### Excerpted passage
*** Block opens ***

Mapping JSON to graph with GraphXR
JSON is a very popular and versatile data format. Its nested tree structure is essentially a graph. In fact JSON is often used to store data that is graph in nature. How wonderful if we can directly represent JSON data in graph and visualize it!? In this blog we will discuss some techniques in mapping JSON to graph, and the challenges associated with it.
Compared to CSVs, where header rows dictate the data columns for each entry, the JSON format does not enforce limits on the fields in each object. A programmer might want to enforce some sort of schema to make the data format consistent though, making it possible to manage the long term stability of the process that feeds on that data stream.
Technically, the JSON data structure allows adding a field whenever needed. This addresses one of the limitation in CSV format. For example, the US department of transportation releases a 2-week delayed CSV of all flight data. Because some flights get diverted, a few of them multiple times, the CSV table needs to have multiple “diversion” columns to record those edge cases. Even if the majority of flights never got diverted, every one of them has to have multiple “diversion” columns. Stored in JSON data structure however, this is no longer necessary.

*** Block closes ***

Page layout parsing data:
*** Block opens ***

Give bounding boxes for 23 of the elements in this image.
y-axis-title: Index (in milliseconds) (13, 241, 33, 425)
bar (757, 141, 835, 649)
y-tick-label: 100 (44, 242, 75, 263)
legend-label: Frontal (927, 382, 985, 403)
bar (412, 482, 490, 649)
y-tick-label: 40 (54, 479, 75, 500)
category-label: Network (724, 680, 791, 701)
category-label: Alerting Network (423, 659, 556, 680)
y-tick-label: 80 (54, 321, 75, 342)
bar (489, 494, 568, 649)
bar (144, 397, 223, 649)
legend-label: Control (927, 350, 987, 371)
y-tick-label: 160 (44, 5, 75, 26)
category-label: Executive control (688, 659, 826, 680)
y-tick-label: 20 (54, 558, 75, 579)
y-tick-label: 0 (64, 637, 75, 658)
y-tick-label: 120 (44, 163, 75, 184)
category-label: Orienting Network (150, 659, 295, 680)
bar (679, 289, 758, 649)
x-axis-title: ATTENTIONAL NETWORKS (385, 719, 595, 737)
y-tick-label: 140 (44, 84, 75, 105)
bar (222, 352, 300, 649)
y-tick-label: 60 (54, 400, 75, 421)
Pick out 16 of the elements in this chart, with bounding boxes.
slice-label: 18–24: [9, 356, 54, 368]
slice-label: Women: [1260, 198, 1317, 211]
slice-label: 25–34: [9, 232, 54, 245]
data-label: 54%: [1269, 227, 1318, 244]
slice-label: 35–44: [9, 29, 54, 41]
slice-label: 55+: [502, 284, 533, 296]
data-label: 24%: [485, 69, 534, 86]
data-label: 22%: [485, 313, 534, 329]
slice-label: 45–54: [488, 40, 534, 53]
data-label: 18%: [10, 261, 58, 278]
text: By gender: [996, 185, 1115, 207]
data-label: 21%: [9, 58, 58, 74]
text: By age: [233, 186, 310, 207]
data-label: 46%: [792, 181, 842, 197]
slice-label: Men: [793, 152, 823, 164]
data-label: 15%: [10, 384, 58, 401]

*** Block closes ***

### Assigned task 1
Answer these questions from the passage on mapping JSON to graph:
(a) What does the passage say the nested tree structure of JSON essentially is?
(b) In CSVs, what dictates the data columns for each entry?
(c) Which organization releases a 2-week delayed CSV of all flight data?
### Assigned task 2
Using the reason given in the passage on mapping JSON to graph, explain why the flight data CSV needs multiple "diversion" columns.
### Assigned task 3
Carry on the passage on mapping JSON to graph, starting right after its final sentence.

### Exercise answer 1
(a) A graph.
(b) Header rows.
(c) The US department of transportation.

### Exercise answer 2
Some flights get diverted, and a few are diverted multiple times, so the CSV table needs multiple "diversion" columns to record those edge cases. Because of this, every flight has to have those columns, even though most flights never get diverted.

### Exercise answer 3
While CSV is a flat table, JSON is nested like a tree. However, data stored as JSON often has high redundancy. We can find a good example from Twitter’s streaming API. A tweet object contains a user and text content. A retweet contains a user, text content, and the original tweet’s user and text content, even though the original tweet also exists as independent record. This redundancy improves the efficiency in data retrieval, but creates extra effort in maintaining data consistency. Say an object A is referenced by many objects. If one field in object A needs to be updated, we need to look up all the objects that reference it and update all of them.
Redundancy aside, JSON objects can often be interpreted as a graph. In the above example, this can be expressed in cypher as:
(t:Tweet)-[:RETWEET]-(t1:Tweet)
One common use of JSON data structure is in logging. Each record/line is a nested JSON object, with new records appended at the end of the file. Converting such log files into a graph helps visually reveal insights. Data received through the Twitter streaming API is a great example. Here are a few US presidential election-related tweets logged on 2020–06–30:
Each line is a logged tweet. Now looking into a specific tweet:
We can see that at high level, the data is expressing:
(t1:Tweet)-[:BY_USER]->(u:USER)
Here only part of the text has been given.